• _WHAT THIS TASK INVOLVES_:
Please copy every line of the records below that holds the word "英ポンド".

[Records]
◆ ◆ ◆ ◆ ◆
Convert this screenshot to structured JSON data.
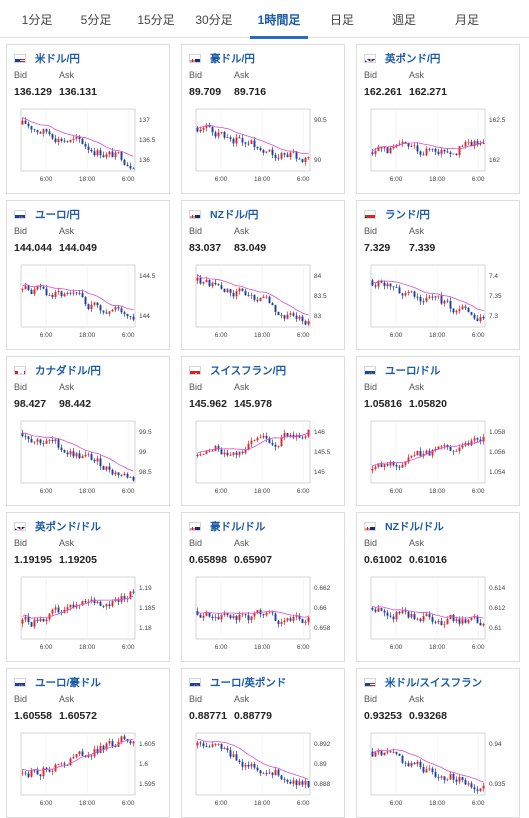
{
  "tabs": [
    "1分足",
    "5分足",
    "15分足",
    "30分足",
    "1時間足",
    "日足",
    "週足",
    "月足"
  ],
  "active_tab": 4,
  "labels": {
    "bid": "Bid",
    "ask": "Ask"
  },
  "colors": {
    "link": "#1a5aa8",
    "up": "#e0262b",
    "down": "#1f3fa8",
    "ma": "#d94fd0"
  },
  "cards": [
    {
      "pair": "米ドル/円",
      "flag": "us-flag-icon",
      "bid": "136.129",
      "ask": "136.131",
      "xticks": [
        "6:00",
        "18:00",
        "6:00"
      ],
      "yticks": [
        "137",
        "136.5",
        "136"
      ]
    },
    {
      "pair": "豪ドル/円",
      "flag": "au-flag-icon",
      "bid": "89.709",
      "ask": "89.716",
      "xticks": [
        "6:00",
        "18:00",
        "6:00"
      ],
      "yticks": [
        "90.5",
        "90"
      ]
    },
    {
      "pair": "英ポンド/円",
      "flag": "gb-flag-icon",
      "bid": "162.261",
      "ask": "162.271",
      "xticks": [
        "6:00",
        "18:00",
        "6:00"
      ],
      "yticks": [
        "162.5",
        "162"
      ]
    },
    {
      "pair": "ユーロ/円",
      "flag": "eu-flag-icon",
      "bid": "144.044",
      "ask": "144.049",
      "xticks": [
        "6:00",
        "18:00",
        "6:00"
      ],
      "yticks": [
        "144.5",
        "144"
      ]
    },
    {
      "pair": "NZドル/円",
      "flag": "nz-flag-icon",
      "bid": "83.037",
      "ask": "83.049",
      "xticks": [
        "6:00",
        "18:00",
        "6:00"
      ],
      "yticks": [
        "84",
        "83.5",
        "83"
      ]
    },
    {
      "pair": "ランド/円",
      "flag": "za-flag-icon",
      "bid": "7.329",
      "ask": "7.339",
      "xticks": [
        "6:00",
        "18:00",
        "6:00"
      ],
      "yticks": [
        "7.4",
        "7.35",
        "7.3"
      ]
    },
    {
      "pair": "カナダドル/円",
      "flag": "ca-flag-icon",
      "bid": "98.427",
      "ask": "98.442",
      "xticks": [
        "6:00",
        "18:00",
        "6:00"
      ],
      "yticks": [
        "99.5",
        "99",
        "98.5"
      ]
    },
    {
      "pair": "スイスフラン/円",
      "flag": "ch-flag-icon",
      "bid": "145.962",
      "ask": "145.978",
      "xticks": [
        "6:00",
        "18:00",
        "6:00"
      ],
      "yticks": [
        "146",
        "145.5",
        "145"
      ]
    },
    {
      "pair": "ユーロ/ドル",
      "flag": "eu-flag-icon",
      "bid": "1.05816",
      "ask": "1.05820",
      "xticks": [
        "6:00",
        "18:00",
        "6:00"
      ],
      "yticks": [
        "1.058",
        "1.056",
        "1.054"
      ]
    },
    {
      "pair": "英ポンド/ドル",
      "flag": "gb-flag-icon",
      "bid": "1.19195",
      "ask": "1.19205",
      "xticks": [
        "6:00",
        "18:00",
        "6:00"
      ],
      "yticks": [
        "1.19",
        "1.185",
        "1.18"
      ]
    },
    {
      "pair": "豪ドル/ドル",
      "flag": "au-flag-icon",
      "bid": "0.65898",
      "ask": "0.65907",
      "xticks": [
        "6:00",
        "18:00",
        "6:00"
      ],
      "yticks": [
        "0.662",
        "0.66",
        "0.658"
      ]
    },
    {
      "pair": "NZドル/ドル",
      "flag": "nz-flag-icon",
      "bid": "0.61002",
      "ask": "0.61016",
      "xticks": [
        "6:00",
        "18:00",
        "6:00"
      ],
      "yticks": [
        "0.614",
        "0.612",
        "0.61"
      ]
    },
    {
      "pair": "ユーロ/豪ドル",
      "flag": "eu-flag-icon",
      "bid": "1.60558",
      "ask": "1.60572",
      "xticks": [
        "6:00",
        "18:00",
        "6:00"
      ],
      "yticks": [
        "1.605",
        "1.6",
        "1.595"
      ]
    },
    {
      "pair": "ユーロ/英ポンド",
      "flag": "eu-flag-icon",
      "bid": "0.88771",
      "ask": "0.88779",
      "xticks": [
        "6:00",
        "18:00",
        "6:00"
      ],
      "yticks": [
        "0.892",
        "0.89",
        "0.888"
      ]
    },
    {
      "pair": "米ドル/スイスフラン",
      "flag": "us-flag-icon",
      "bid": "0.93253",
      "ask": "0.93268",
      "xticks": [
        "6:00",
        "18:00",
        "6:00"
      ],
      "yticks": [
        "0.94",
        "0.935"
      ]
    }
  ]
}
◆ ◆ ◆ ◆ ◆
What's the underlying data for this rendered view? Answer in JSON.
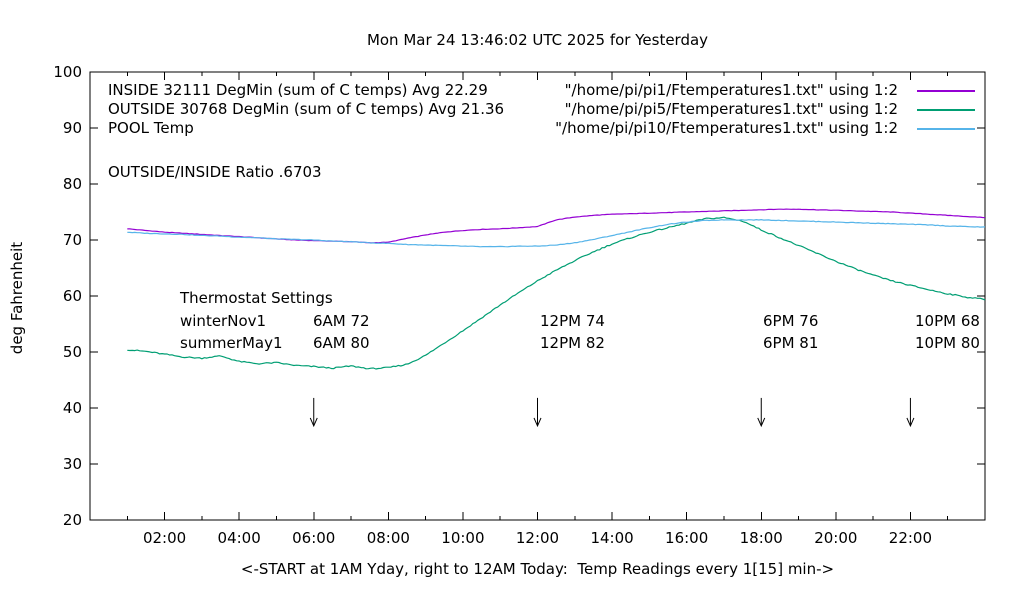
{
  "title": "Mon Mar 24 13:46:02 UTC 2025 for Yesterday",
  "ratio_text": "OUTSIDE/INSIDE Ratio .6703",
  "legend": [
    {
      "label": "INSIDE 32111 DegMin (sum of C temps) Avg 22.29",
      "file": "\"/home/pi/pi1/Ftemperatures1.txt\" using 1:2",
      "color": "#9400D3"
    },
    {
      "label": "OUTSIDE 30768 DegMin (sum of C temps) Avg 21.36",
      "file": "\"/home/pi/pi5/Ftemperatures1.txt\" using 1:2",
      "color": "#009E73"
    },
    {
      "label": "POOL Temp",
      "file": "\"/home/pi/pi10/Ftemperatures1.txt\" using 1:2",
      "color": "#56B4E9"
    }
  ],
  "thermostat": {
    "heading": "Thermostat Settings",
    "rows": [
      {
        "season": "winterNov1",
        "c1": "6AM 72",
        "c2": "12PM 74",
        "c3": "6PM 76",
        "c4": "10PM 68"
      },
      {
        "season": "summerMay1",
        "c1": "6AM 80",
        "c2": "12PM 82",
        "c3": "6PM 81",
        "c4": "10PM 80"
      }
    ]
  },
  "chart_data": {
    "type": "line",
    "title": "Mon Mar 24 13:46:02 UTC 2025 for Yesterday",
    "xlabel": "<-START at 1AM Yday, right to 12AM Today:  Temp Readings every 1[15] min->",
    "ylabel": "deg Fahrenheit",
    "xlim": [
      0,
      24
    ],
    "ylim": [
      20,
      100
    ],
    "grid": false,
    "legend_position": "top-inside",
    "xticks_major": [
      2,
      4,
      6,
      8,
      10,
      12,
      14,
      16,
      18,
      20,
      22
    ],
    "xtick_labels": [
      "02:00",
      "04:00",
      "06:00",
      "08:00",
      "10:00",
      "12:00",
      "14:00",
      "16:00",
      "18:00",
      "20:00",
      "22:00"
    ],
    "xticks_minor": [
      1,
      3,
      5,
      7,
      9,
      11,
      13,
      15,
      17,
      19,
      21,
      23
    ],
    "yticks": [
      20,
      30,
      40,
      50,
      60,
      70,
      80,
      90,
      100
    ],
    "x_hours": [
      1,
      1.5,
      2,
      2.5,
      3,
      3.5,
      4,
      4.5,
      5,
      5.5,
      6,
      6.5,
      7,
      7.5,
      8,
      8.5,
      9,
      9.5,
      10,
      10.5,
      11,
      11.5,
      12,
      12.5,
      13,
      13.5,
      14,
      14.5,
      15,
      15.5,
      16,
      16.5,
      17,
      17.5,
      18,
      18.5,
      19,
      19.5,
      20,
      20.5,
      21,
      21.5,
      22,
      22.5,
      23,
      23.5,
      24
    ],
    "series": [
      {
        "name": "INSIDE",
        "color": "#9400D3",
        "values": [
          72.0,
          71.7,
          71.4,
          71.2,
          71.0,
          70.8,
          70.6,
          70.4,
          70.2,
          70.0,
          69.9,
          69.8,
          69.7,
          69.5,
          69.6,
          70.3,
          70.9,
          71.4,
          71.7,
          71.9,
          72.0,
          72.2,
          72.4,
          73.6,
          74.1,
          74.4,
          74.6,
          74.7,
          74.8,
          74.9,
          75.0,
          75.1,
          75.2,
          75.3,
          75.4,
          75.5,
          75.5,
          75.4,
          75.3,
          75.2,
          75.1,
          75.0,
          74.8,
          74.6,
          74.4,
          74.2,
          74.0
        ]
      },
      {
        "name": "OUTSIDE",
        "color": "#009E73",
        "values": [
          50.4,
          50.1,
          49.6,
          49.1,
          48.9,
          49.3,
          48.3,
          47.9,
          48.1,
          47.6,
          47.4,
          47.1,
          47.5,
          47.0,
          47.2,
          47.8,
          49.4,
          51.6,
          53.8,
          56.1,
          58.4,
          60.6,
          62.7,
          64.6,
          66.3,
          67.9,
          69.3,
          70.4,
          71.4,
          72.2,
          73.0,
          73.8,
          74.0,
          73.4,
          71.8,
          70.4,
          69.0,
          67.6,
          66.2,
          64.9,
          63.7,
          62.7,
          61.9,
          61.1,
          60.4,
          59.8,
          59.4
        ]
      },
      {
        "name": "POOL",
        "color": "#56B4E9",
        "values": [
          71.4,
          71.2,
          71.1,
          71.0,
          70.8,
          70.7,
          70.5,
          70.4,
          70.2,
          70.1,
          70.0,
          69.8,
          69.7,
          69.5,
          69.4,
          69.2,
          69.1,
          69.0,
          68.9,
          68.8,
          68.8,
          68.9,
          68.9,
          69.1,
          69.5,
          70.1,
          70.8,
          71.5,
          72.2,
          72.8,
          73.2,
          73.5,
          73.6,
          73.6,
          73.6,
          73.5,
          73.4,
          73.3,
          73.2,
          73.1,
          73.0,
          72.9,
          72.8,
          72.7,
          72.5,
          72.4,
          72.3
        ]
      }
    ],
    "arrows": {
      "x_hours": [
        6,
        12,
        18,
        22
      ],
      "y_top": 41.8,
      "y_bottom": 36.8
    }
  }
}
◆ ◆ ◆ ◆ ◆
• _COMPLETED EXERCISE_:
      "pair": "英ポンド/円",
      "pair": "英ポンド/ドル",
      "pair": "ユーロ/英ポンド",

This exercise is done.